OBJECTIVE →
Each record that follows should be repeated exactly, minus any images.

(Stored items)
# # #

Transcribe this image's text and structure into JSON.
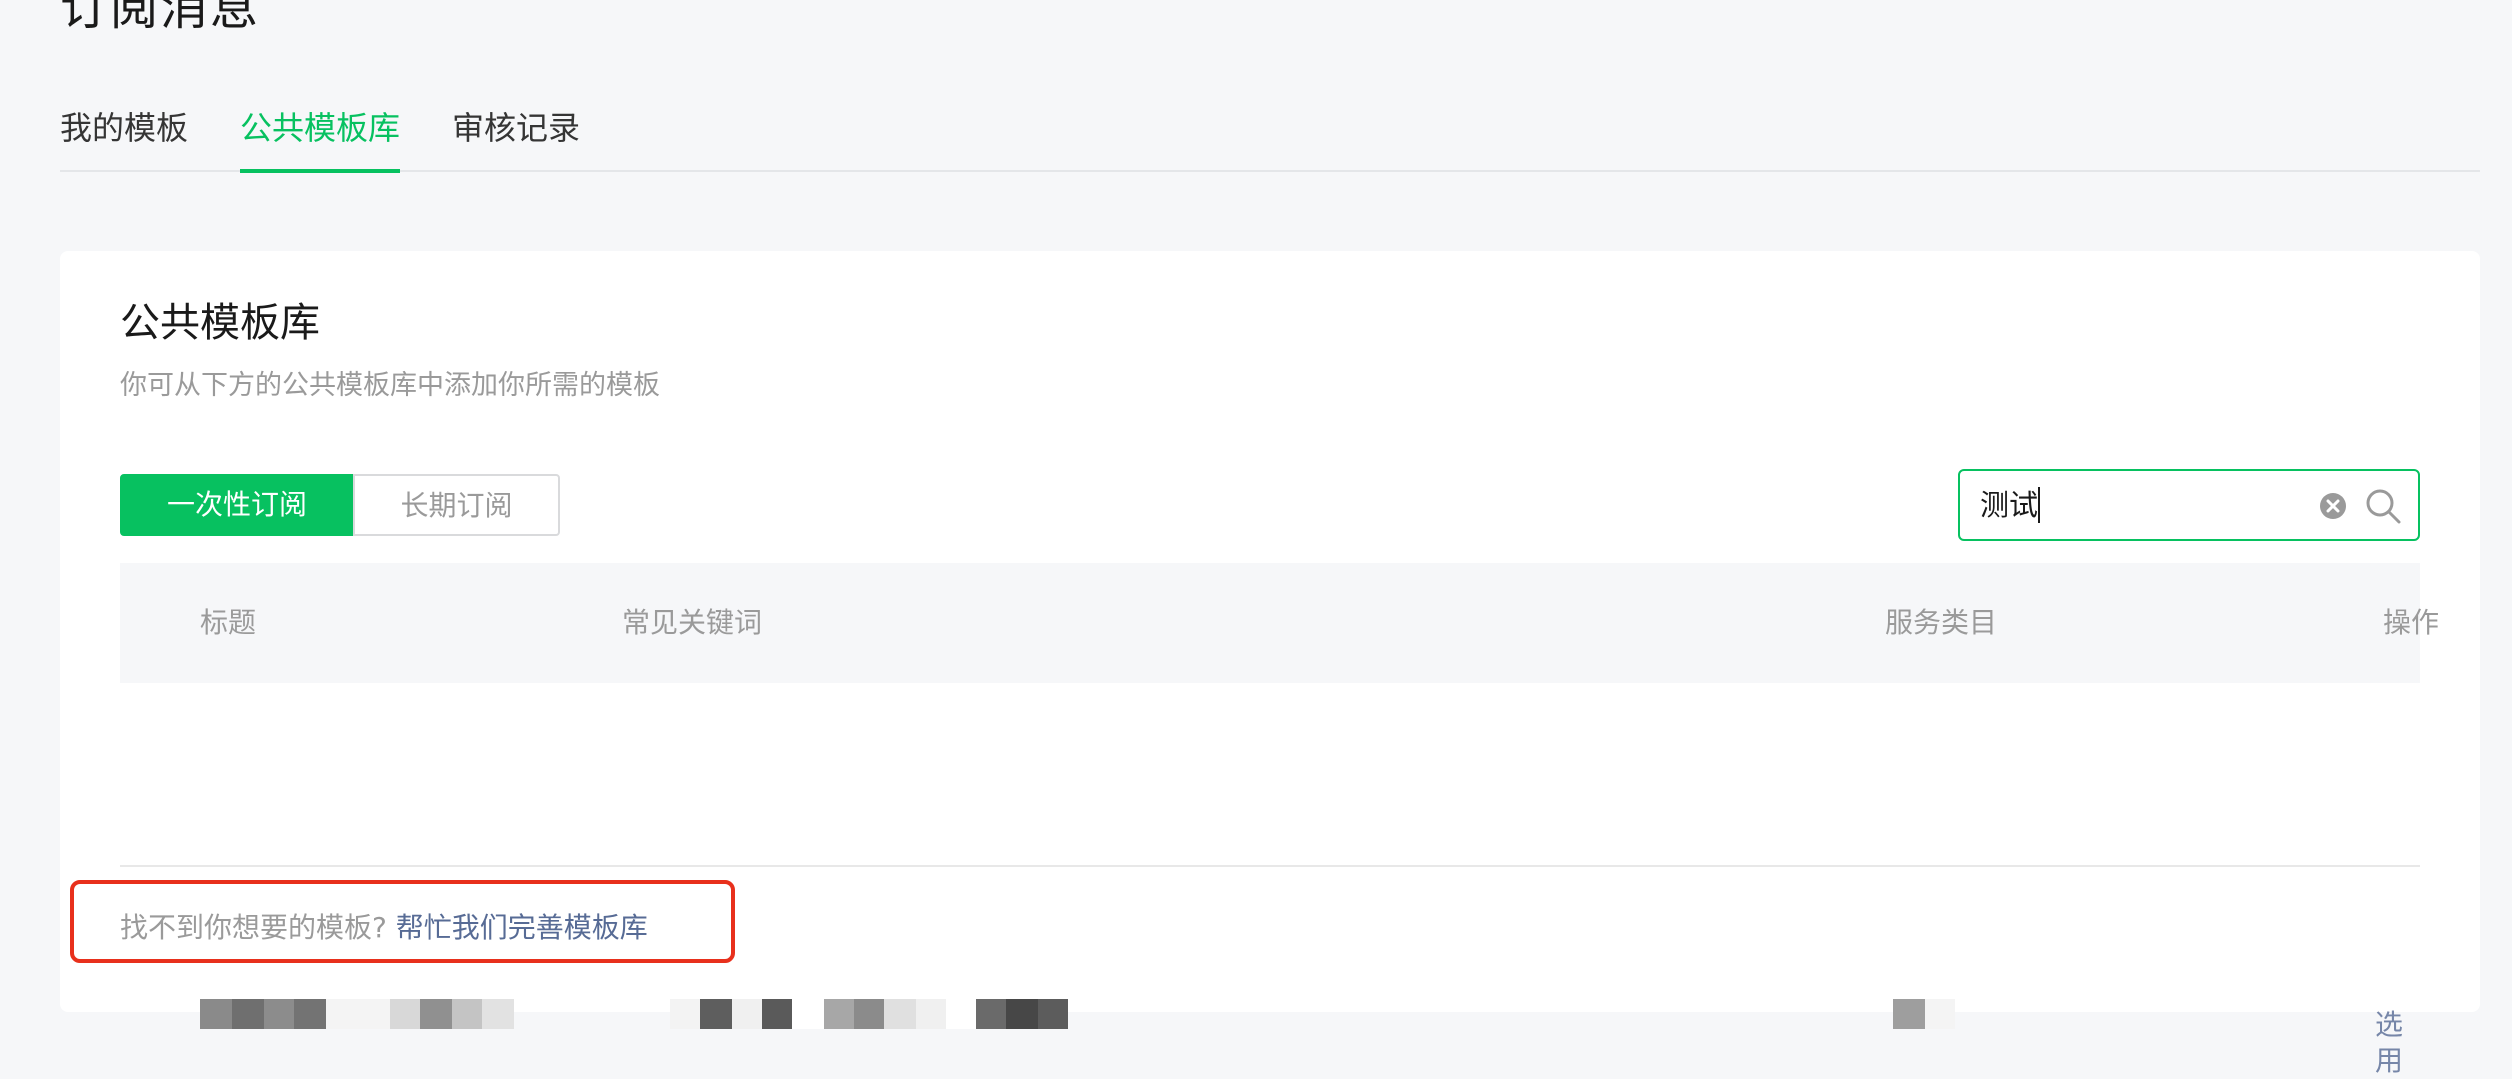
{
  "page": {
    "title": "订阅消息"
  },
  "tabs": [
    {
      "label": "我的模板"
    },
    {
      "label": "公共模板库"
    },
    {
      "label": "审核记录"
    }
  ],
  "card": {
    "title": "公共模板库",
    "subtitle": "你可从下方的公共模板库中添加你所需的模板"
  },
  "subscription_type": {
    "options": [
      "一次性订阅",
      "长期订阅"
    ],
    "selected": "一次性订阅"
  },
  "search": {
    "value": "测试"
  },
  "table": {
    "headers": [
      "标题",
      "常见关键词",
      "服务类目",
      "操作"
    ],
    "rows": [
      {
        "action": "选用"
      }
    ]
  },
  "footer": {
    "text": "找不到你想要的模板?",
    "link": "帮忙我们完善模板库"
  },
  "colors": {
    "accent": "#07c160",
    "link": "#576b95",
    "highlight": "#e8301c"
  },
  "icons": [
    "clear-icon",
    "search-icon"
  ]
}
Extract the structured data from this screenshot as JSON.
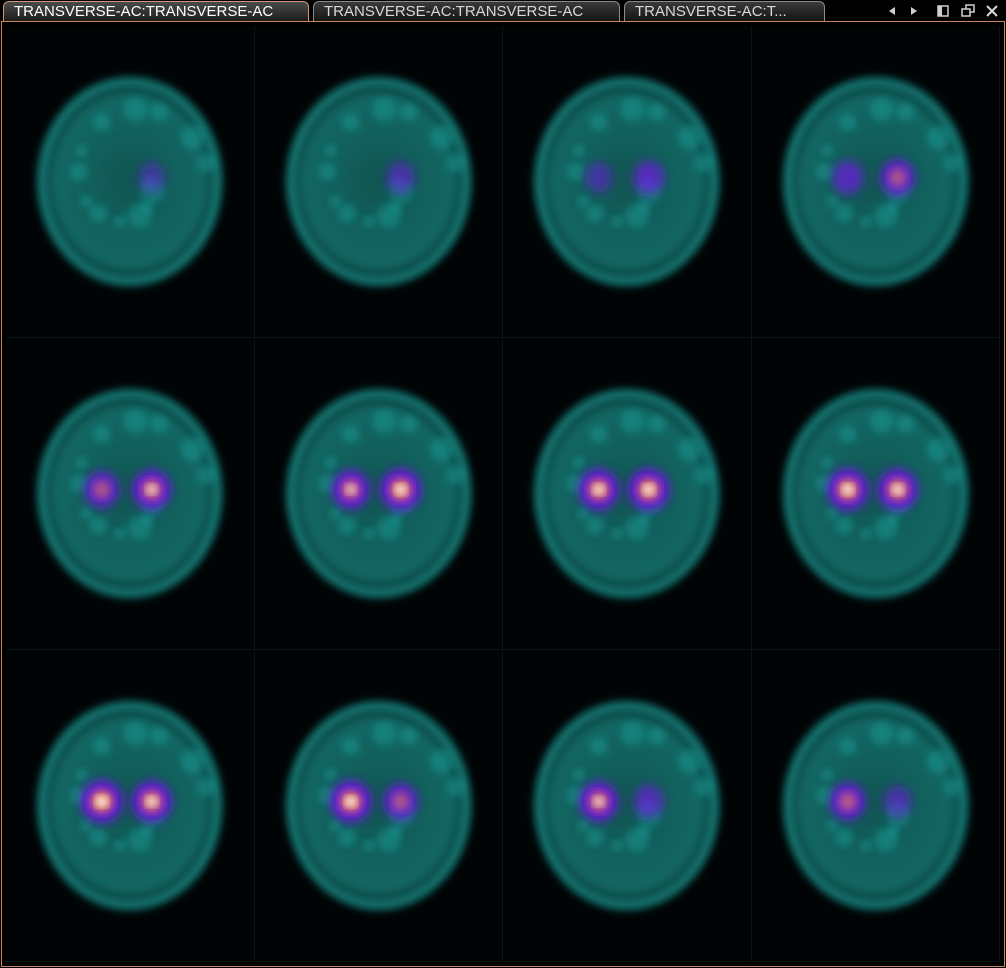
{
  "tabs": [
    {
      "label": "TRANSVERSE-AC:TRANSVERSE-AC",
      "active": true
    },
    {
      "label": "TRANSVERSE-AC:TRANSVERSE-AC",
      "active": false
    },
    {
      "label": "TRANSVERSE-AC:T...",
      "active": false
    }
  ],
  "controls": [
    "prev-arrow-icon",
    "next-arrow-icon",
    "panel-layout-icon",
    "restore-window-icon",
    "close-icon"
  ],
  "colors": {
    "active_tab_border": "#d8956a",
    "viewer_border": "#c9855e",
    "background_uptake": "#1fb8b0",
    "low_uptake": "#6a18d8",
    "mid_uptake": "#f08a4a",
    "peak_uptake": "#ffffff"
  },
  "slices": [
    {
      "intensity_left": 0.0,
      "intensity_right": 0.1
    },
    {
      "intensity_left": 0.0,
      "intensity_right": 0.2
    },
    {
      "intensity_left": 0.15,
      "intensity_right": 0.35
    },
    {
      "intensity_left": 0.35,
      "intensity_right": 0.5
    },
    {
      "intensity_left": 0.5,
      "intensity_right": 0.7
    },
    {
      "intensity_left": 0.65,
      "intensity_right": 0.85
    },
    {
      "intensity_left": 0.8,
      "intensity_right": 0.85
    },
    {
      "intensity_left": 0.85,
      "intensity_right": 0.8
    },
    {
      "intensity_left": 0.9,
      "intensity_right": 0.8
    },
    {
      "intensity_left": 0.85,
      "intensity_right": 0.5
    },
    {
      "intensity_left": 0.7,
      "intensity_right": 0.3
    },
    {
      "intensity_left": 0.55,
      "intensity_right": 0.2
    }
  ]
}
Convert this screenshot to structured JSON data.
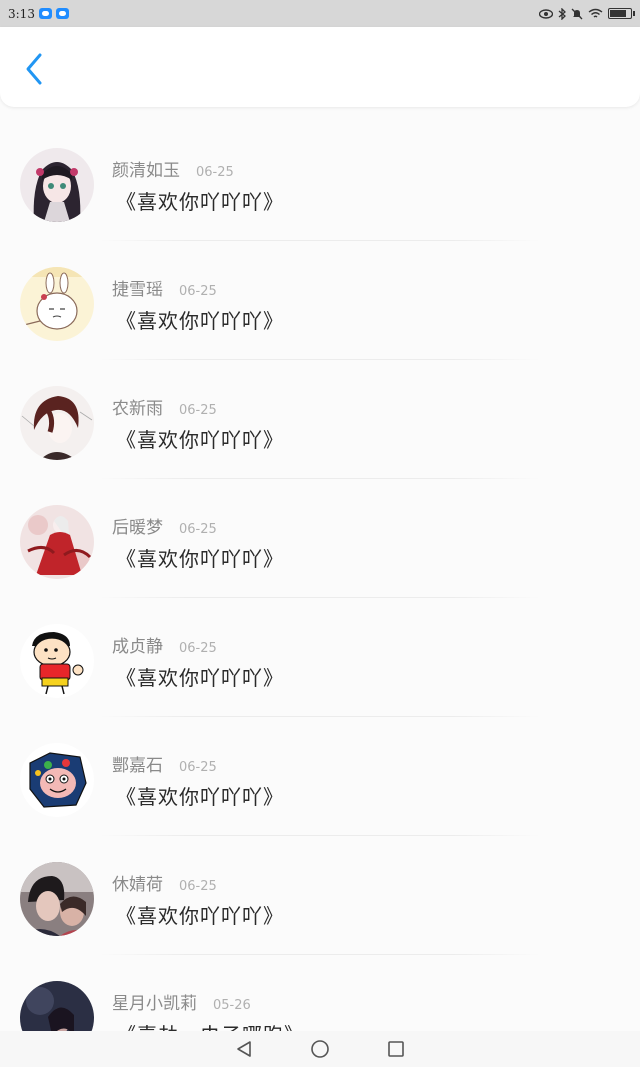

# # #

WORKED ANSWER →
Transcribe this image's text and structure into JSON.
{
  "page": {
    "title": "订阅消息"
  },
  "tabs": [
    {
      "label": "我的模板"
    },
    {
      "label": "公共模板库"
    },
    {
      "label": "审核记录"
    }
  ],
  "card": {
    "title": "公共模板库",
    "subtitle": "你可从下方的公共模板库中添加你所需的模板"
  },
  "subscription_type": {
    "options": [
      "一次性订阅",
      "长期订阅"
    ],
    "selected": "一次性订阅"
  },
  "search": {
    "value": "测试"
  },
  "table": {
    "headers": [
      "标题",
      "常见关键词",
      "服务类目",
      "操作"
    ],
    "rows": [
      {
        "action": "选用"
      }
    ]
  },
  "footer": {
    "text": "找不到你想要的模板?",
    "link": "帮忙我们完善模板库"
  },
  "colors": {
    "accent": "#07c160",
    "link": "#576b95",
    "highlight": "#e8301c"
  },
  "icons": [
    "clear-icon",
    "search-icon"
  ]
}
Extract the structured data from this screenshot as JSON.
{
  "tabs": [
    {
      "label": "TRANSVERSE-AC:TRANSVERSE-AC",
      "active": true
    },
    {
      "label": "TRANSVERSE-AC:TRANSVERSE-AC",
      "active": false
    },
    {
      "label": "TRANSVERSE-AC:T...",
      "active": false
    }
  ],
  "controls": [
    "prev-arrow-icon",
    "next-arrow-icon",
    "panel-layout-icon",
    "restore-window-icon",
    "close-icon"
  ],
  "colors": {
    "active_tab_border": "#d8956a",
    "viewer_border": "#c9855e",
    "background_uptake": "#1fb8b0",
    "low_uptake": "#6a18d8",
    "mid_uptake": "#f08a4a",
    "peak_uptake": "#ffffff"
  },
  "slices": [
    {
      "intensity_left": 0.0,
      "intensity_right": 0.1
    },
    {
      "intensity_left": 0.0,
      "intensity_right": 0.2
    },
    {
      "intensity_left": 0.15,
      "intensity_right": 0.35
    },
    {
      "intensity_left": 0.35,
      "intensity_right": 0.5
    },
    {
      "intensity_left": 0.5,
      "intensity_right": 0.7
    },
    {
      "intensity_left": 0.65,
      "intensity_right": 0.85
    },
    {
      "intensity_left": 0.8,
      "intensity_right": 0.85
    },
    {
      "intensity_left": 0.85,
      "intensity_right": 0.8
    },
    {
      "intensity_left": 0.9,
      "intensity_right": 0.8
    },
    {
      "intensity_left": 0.85,
      "intensity_right": 0.5
    },
    {
      "intensity_left": 0.7,
      "intensity_right": 0.3
    },
    {
      "intensity_left": 0.55,
      "intensity_right": 0.2
    }
  ]
}
Convert this screenshot to structured JSON data.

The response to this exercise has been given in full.